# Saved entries

------------------------------------------------------------

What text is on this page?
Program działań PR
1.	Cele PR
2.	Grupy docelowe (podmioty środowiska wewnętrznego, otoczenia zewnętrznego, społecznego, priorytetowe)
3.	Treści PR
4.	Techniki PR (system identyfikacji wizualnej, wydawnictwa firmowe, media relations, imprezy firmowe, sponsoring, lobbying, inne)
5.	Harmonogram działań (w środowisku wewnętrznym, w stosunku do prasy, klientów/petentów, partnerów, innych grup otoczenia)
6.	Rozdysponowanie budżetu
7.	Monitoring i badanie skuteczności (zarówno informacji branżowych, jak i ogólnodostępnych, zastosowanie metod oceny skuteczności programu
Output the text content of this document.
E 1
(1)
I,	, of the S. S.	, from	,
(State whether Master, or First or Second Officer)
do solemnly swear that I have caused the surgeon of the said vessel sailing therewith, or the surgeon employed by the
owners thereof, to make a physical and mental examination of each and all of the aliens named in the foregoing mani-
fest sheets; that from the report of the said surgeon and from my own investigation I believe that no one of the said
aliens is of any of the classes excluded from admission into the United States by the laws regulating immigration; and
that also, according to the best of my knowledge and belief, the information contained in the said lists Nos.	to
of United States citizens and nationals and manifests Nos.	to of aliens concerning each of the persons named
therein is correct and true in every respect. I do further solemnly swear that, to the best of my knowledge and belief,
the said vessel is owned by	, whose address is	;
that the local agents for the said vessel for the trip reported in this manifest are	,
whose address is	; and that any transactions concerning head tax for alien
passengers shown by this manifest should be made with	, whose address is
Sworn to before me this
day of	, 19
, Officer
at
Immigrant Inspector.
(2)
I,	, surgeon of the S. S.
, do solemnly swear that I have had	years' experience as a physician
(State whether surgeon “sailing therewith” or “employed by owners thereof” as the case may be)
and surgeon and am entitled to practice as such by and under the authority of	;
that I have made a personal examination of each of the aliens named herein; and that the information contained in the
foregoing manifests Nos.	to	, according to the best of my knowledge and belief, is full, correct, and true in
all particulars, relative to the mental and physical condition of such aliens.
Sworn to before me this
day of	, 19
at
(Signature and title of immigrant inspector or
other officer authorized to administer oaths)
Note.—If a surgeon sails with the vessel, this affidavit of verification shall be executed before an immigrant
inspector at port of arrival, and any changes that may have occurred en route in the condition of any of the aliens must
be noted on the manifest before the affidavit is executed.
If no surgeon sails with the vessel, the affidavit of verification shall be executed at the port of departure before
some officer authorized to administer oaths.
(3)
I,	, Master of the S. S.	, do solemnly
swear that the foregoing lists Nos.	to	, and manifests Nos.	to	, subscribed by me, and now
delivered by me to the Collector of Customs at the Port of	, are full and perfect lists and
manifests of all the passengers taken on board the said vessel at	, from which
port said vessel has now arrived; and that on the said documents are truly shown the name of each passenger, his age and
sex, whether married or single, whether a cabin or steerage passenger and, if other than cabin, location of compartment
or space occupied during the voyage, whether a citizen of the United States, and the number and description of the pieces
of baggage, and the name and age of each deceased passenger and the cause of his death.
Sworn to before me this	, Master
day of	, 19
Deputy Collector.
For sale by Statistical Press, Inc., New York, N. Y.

------------------------------------------------------------

Output the listing above without altering a single character.

# FINAL ANSWER
What text is on this page?
Program działań PR
1.	Cele PR
2.	Grupy docelowe (podmioty środowiska wewnętrznego, otoczenia zewnętrznego, społecznego, priorytetowe)
3.	Treści PR
4.	Techniki PR (system identyfikacji wizualnej, wydawnictwa firmowe, media relations, imprezy firmowe, sponsoring, lobbying, inne)
5.	Harmonogram działań (w środowisku wewnętrznym, w stosunku do prasy, klientów/petentów, partnerów, innych grup otoczenia)
6.	Rozdysponowanie budżetu
7.	Monitoring i badanie skuteczności (zarówno informacji branżowych, jak i ogólnodostępnych, zastosowanie metod oceny skuteczności programu
Output the text content of this document.
E 1
(1)
I,	, of the S. S.	, from	,
(State whether Master, or First or Second Officer)
do solemnly swear that I have caused the surgeon of the said vessel sailing therewith, or the surgeon employed by the
owners thereof, to make a physical and mental examination of each and all of the aliens named in the foregoing mani-
fest sheets; that from the report of the said surgeon and from my own investigation I believe that no one of the said
aliens is of any of the classes excluded from admission into the United States by the laws regulating immigration; and
that also, according to the best of my knowledge and belief, the information contained in the said lists Nos.	to
of United States citizens and nationals and manifests Nos.	to of aliens concerning each of the persons named
therein is correct and true in every respect. I do further solemnly swear that, to the best of my knowledge and belief,
the said vessel is owned by	, whose address is	;
that the local agents for the said vessel for the trip reported in this manifest are	,
whose address is	; and that any transactions concerning head tax for alien
passengers shown by this manifest should be made with	, whose address is
Sworn to before me this
day of	, 19
, Officer
at
Immigrant Inspector.
(2)
I,	, surgeon of the S. S.
, do solemnly swear that I have had	years' experience as a physician
(State whether surgeon “sailing therewith” or “employed by owners thereof” as the case may be)
and surgeon and am entitled to practice as such by and under the authority of	;
that I have made a personal examination of each of the aliens named herein; and that the information contained in the
foregoing manifests Nos.	to	, according to the best of my knowledge and belief, is full, correct, and true in
all particulars, relative to the mental and physical condition of such aliens.
Sworn to before me this
day of	, 19
at
(Signature and title of immigrant inspector or
other officer authorized to administer oaths)
Note.—If a surgeon sails with the vessel, this affidavit of verification shall be executed before an immigrant
inspector at port of arrival, and any changes that may have occurred en route in the condition of any of the aliens must
be noted on the manifest before the affidavit is executed.
If no surgeon sails with the vessel, the affidavit of verification shall be executed at the port of departure before
some officer authorized to administer oaths.
(3)
I,	, Master of the S. S.	, do solemnly
swear that the foregoing lists Nos.	to	, and manifests Nos.	to	, subscribed by me, and now
delivered by me to the Collector of Customs at the Port of	, are full and perfect lists and
manifests of all the passengers taken on board the said vessel at	, from which
port said vessel has now arrived; and that on the said documents are truly shown the name of each passenger, his age and
sex, whether married or single, whether a cabin or steerage passenger and, if other than cabin, location of compartment
or space occupied during the voyage, whether a citizen of the United States, and the number and description of the pieces
of baggage, and the name and age of each deceased passenger and the cause of his death.
Sworn to before me this	, Master
day of	, 19
Deputy Collector.
For sale by Statistical Press, Inc., New York, N. Y.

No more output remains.